Send back the entries below exactly as they appear.

..............................

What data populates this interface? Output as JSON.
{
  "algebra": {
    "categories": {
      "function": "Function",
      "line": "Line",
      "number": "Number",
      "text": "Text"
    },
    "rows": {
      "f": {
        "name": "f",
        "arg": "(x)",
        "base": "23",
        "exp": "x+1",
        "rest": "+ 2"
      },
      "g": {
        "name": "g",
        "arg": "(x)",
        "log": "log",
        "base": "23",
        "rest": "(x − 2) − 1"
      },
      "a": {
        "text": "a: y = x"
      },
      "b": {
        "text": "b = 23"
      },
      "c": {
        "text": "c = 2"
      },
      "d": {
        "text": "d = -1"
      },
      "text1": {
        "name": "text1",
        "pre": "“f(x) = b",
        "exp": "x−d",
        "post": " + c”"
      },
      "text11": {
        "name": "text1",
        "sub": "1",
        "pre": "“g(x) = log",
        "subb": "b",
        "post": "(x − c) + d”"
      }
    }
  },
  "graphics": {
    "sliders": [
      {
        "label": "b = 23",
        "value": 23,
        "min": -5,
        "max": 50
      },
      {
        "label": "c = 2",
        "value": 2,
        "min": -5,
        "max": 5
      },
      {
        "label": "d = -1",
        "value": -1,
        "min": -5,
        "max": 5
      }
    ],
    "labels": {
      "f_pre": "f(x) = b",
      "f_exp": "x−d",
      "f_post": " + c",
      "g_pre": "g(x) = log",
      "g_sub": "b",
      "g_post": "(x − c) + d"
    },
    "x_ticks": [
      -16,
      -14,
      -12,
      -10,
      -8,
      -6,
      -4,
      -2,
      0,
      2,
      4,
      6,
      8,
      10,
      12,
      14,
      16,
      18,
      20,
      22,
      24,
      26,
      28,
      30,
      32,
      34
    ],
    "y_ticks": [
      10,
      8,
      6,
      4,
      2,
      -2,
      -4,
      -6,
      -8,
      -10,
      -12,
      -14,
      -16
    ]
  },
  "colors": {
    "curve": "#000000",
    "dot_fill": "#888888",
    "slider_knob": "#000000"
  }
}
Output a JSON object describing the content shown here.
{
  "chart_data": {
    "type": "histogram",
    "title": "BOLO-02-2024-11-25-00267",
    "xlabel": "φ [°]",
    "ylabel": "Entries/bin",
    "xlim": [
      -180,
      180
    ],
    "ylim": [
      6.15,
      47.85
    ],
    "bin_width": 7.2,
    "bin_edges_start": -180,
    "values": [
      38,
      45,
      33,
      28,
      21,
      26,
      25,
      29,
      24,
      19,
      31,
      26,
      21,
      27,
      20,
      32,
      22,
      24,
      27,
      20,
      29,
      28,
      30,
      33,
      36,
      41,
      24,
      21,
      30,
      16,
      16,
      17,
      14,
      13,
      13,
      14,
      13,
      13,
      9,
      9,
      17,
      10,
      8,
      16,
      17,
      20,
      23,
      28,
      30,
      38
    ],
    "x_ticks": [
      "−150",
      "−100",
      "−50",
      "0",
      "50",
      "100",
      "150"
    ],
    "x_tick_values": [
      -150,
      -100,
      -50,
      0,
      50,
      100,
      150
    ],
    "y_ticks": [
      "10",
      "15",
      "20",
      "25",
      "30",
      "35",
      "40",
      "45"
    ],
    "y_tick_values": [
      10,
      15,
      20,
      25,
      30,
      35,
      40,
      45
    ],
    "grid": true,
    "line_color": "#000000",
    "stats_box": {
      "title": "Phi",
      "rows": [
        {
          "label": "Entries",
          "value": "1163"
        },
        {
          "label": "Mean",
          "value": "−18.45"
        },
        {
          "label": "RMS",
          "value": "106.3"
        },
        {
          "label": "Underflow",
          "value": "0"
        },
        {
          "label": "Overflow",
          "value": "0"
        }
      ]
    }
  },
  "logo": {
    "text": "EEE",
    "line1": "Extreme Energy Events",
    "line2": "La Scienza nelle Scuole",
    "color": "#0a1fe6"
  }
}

..............................

## Result for this task
What data populates this interface? Output as JSON.
{
  "algebra": {
    "categories": {
      "function": "Function",
      "line": "Line",
      "number": "Number",
      "text": "Text"
    },
    "rows": {
      "f": {
        "name": "f",
        "arg": "(x)",
        "base": "23",
        "exp": "x+1",
        "rest": "+ 2"
      },
      "g": {
        "name": "g",
        "arg": "(x)",
        "log": "log",
        "base": "23",
        "rest": "(x − 2) − 1"
      },
      "a": {
        "text": "a: y = x"
      },
      "b": {
        "text": "b = 23"
      },
      "c": {
        "text": "c = 2"
      },
      "d": {
        "text": "d = -1"
      },
      "text1": {
        "name": "text1",
        "pre": "“f(x) = b",
        "exp": "x−d",
        "post": " + c”"
      },
      "text11": {
        "name": "text1",
        "sub": "1",
        "pre": "“g(x) = log",
        "subb": "b",
        "post": "(x − c) + d”"
      }
    }
  },
  "graphics": {
    "sliders": [
      {
        "label": "b = 23",
        "value": 23,
        "min": -5,
        "max": 50
      },
      {
        "label": "c = 2",
        "value": 2,
        "min": -5,
        "max": 5
      },
      {
        "label": "d = -1",
        "value": -1,
        "min": -5,
        "max": 5
      }
    ],
    "labels": {
      "f_pre": "f(x) = b",
      "f_exp": "x−d",
      "f_post": " + c",
      "g_pre": "g(x) = log",
      "g_sub": "b",
      "g_post": "(x − c) + d"
    },
    "x_ticks": [
      -16,
      -14,
      -12,
      -10,
      -8,
      -6,
      -4,
      -2,
      0,
      2,
      4,
      6,
      8,
      10,
      12,
      14,
      16,
      18,
      20,
      22,
      24,
      26,
      28,
      30,
      32,
      34
    ],
    "y_ticks": [
      10,
      8,
      6,
      4,
      2,
      -2,
      -4,
      -6,
      -8,
      -10,
      -12,
      -14,
      -16
    ]
  },
  "colors": {
    "curve": "#000000",
    "dot_fill": "#888888",
    "slider_knob": "#000000"
  }
}
Output a JSON object describing the content shown here.
{
  "chart_data": {
    "type": "histogram",
    "title": "BOLO-02-2024-11-25-00267",
    "xlabel": "φ [°]",
    "ylabel": "Entries/bin",
    "xlim": [
      -180,
      180
    ],
    "ylim": [
      6.15,
      47.85
    ],
    "bin_width": 7.2,
    "bin_edges_start": -180,
    "values": [
      38,
      45,
      33,
      28,
      21,
      26,
      25,
      29,
      24,
      19,
      31,
      26,
      21,
      27,
      20,
      32,
      22,
      24,
      27,
      20,
      29,
      28,
      30,
      33,
      36,
      41,
      24,
      21,
      30,
      16,
      16,
      17,
      14,
      13,
      13,
      14,
      13,
      13,
      9,
      9,
      17,
      10,
      8,
      16,
      17,
      20,
      23,
      28,
      30,
      38
    ],
    "x_ticks": [
      "−150",
      "−100",
      "−50",
      "0",
      "50",
      "100",
      "150"
    ],
    "x_tick_values": [
      -150,
      -100,
      -50,
      0,
      50,
      100,
      150
    ],
    "y_ticks": [
      "10",
      "15",
      "20",
      "25",
      "30",
      "35",
      "40",
      "45"
    ],
    "y_tick_values": [
      10,
      15,
      20,
      25,
      30,
      35,
      40,
      45
    ],
    "grid": true,
    "line_color": "#000000",
    "stats_box": {
      "title": "Phi",
      "rows": [
        {
          "label": "Entries",
          "value": "1163"
        },
        {
          "label": "Mean",
          "value": "−18.45"
        },
        {
          "label": "RMS",
          "value": "106.3"
        },
        {
          "label": "Underflow",
          "value": "0"
        },
        {
          "label": "Overflow",
          "value": "0"
        }
      ]
    }
  },
  "logo": {
    "text": "EEE",
    "line1": "Extreme Energy Events",
    "line2": "La Scienza nelle Scuole",
    "color": "#0a1fe6"
  }
}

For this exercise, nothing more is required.